--- What is asked ---
Gather up the lines that contain "name".

--- Excerpted records ---

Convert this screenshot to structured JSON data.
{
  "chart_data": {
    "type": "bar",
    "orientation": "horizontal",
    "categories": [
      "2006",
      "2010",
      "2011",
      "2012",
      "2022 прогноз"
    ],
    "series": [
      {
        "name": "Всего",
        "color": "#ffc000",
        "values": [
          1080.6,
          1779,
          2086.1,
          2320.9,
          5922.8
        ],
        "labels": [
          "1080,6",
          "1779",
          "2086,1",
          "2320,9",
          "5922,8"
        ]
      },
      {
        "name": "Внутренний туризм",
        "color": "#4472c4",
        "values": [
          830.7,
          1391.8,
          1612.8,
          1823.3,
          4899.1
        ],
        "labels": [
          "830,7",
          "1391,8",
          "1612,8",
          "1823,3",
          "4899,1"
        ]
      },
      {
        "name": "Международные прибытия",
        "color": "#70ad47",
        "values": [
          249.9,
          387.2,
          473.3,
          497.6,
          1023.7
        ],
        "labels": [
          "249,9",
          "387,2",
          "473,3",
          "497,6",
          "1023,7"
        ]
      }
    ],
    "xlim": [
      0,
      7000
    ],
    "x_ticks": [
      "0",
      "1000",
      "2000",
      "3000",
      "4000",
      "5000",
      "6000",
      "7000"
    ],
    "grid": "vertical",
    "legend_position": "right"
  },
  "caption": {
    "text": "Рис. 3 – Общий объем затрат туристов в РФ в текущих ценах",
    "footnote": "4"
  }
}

--- Output for this task ---
        "name": "Всего",
        "name": "Внутренний туризм",
        "name": "Международные прибытия",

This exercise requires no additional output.